**Exercise goal**
Leave out every picture, then transcribe the rest of the listing exactly.

·····

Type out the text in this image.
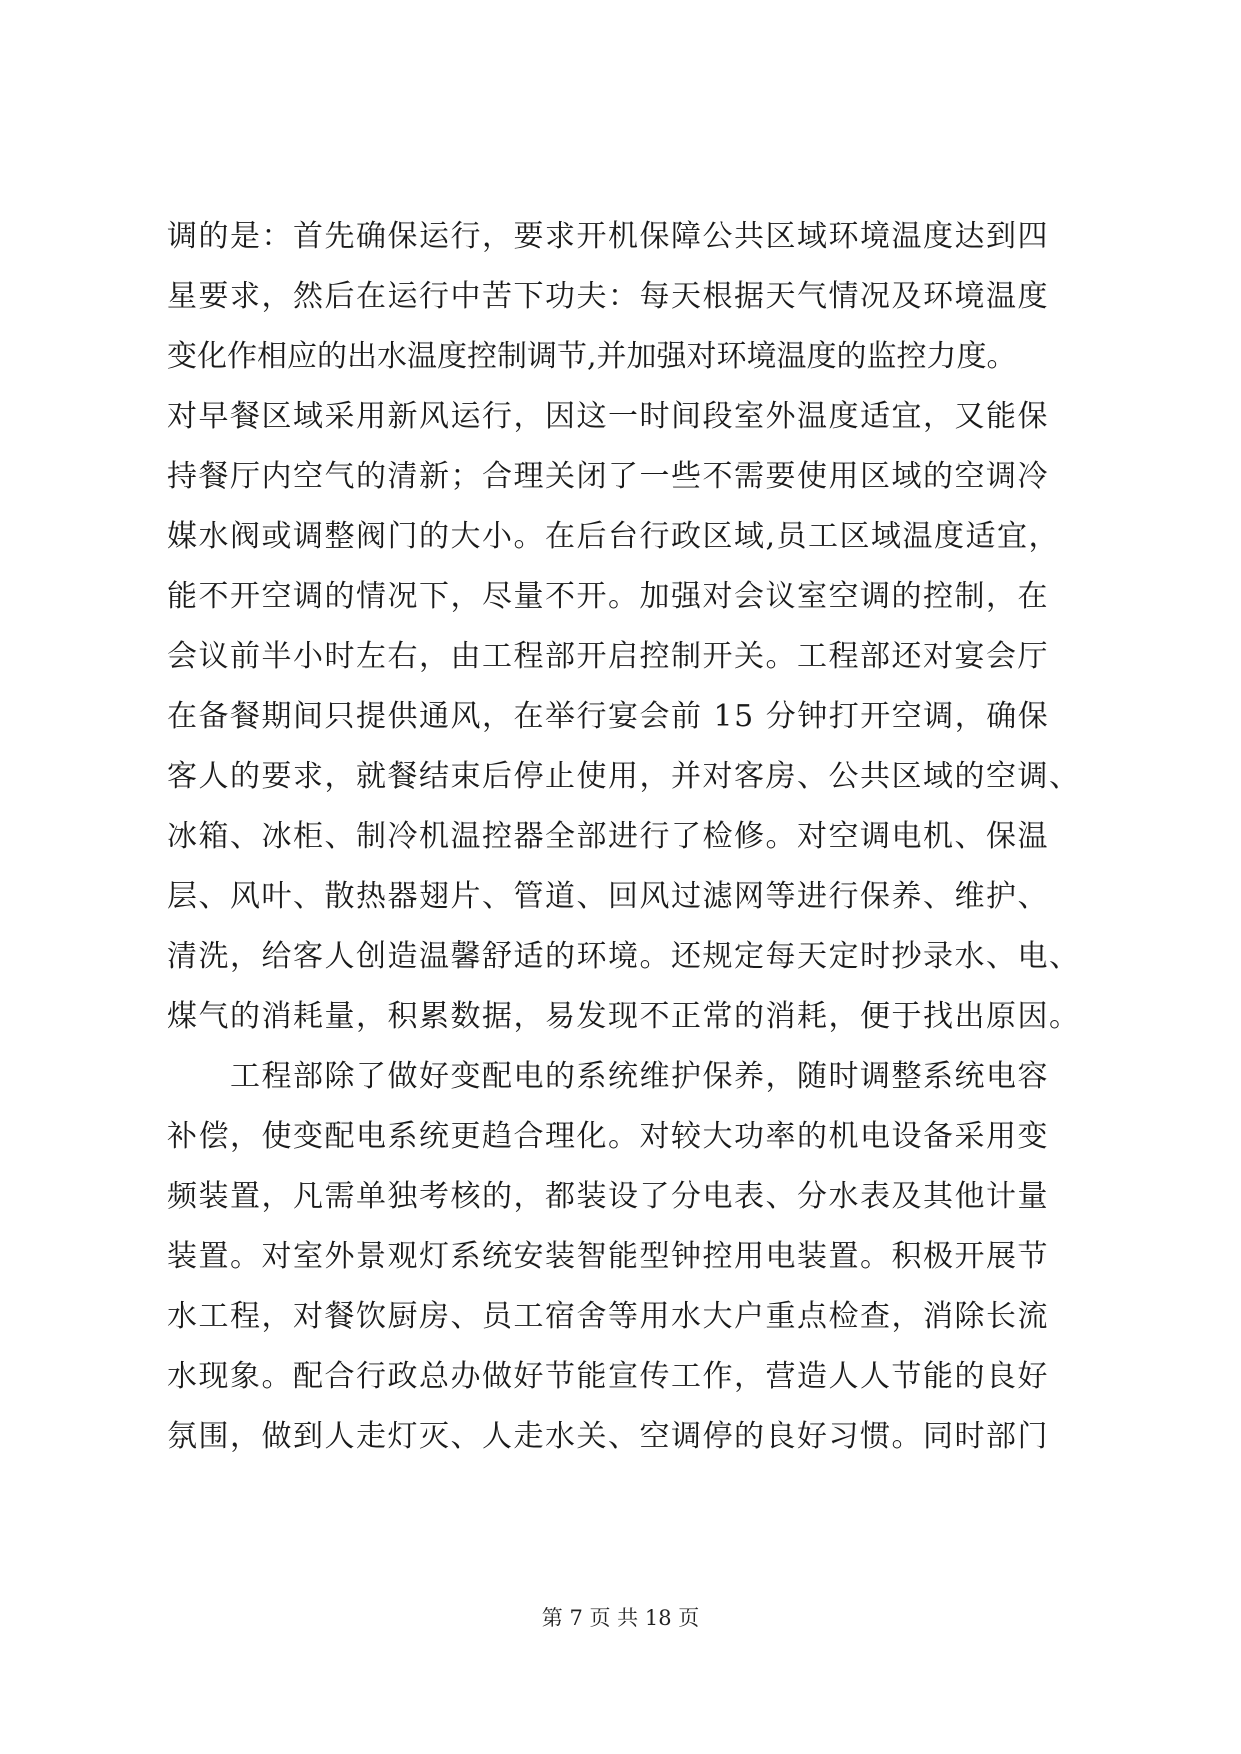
调的是：首先确保运行，要求开机保障公共区域环境温度达到四
星要求，然后在运行中苦下功夫：每天根据天气情况及环境温度
变化作相应的出水温度控制调节,并加强对环境温度的监控力度。
对早餐区域采用新风运行，因这一时间段室外温度适宜，又能保
持餐厅内空气的清新；合理关闭了一些不需要使用区域的空调冷
媒水阀或调整阀门的大小。在后台行政区域,员工区域温度适宜，
能不开空调的情况下，尽量不开。加强对会议室空调的控制，在
会议前半小时左右，由工程部开启控制开关。工程部还对宴会厅
在备餐期间只提供通风，在举行宴会前 15 分钟打开空调，确保
客人的要求，就餐结束后停止使用，并对客房、公共区域的空调、
冰箱、冰柜、制冷机温控器全部进行了检修。对空调电机、保温
层、风叶、散热器翅片、管道、回风过滤网等进行保养、维护、
清洗，给客人创造温馨舒适的环境。还规定每天定时抄录水、电、
煤气的消耗量，积累数据，易发现不正常的消耗，便于找出原因。
　　工程部除了做好变配电的系统维护保养，随时调整系统电容
补偿，使变配电系统更趋合理化。对较大功率的机电设备采用变
频装置，凡需单独考核的，都装设了分电表、分水表及其他计量
装置。对室外景观灯系统安装智能型钟控用电装置。积极开展节
水工程，对餐饮厨房、员工宿舍等用水大户重点检查，消除长流
水现象。配合行政总办做好节能宣传工作，营造人人节能的良好
氛围，做到人走灯灭、人走水关、空调停的良好习惯。同时部门
第 7 页 共 18 页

·····

**Full solution**
Type out the text in this image.
调的是：首先确保运行，要求开机保障公共区域环境温度达到四
星要求，然后在运行中苦下功夫：每天根据天气情况及环境温度
变化作相应的出水温度控制调节,并加强对环境温度的监控力度。
对早餐区域采用新风运行，因这一时间段室外温度适宜，又能保
持餐厅内空气的清新；合理关闭了一些不需要使用区域的空调冷
媒水阀或调整阀门的大小。在后台行政区域,员工区域温度适宜，
能不开空调的情况下，尽量不开。加强对会议室空调的控制，在
会议前半小时左右，由工程部开启控制开关。工程部还对宴会厅
在备餐期间只提供通风，在举行宴会前 15 分钟打开空调，确保
客人的要求，就餐结束后停止使用，并对客房、公共区域的空调、
冰箱、冰柜、制冷机温控器全部进行了检修。对空调电机、保温
层、风叶、散热器翅片、管道、回风过滤网等进行保养、维护、
清洗，给客人创造温馨舒适的环境。还规定每天定时抄录水、电、
煤气的消耗量，积累数据，易发现不正常的消耗，便于找出原因。
　　工程部除了做好变配电的系统维护保养，随时调整系统电容
补偿，使变配电系统更趋合理化。对较大功率的机电设备采用变
频装置，凡需单独考核的，都装设了分电表、分水表及其他计量
装置。对室外景观灯系统安装智能型钟控用电装置。积极开展节
水工程，对餐饮厨房、员工宿舍等用水大户重点检查，消除长流
水现象。配合行政总办做好节能宣传工作，营造人人节能的良好
氛围，做到人走灯灭、人走水关、空调停的良好习惯。同时部门
第 7 页 共 18 页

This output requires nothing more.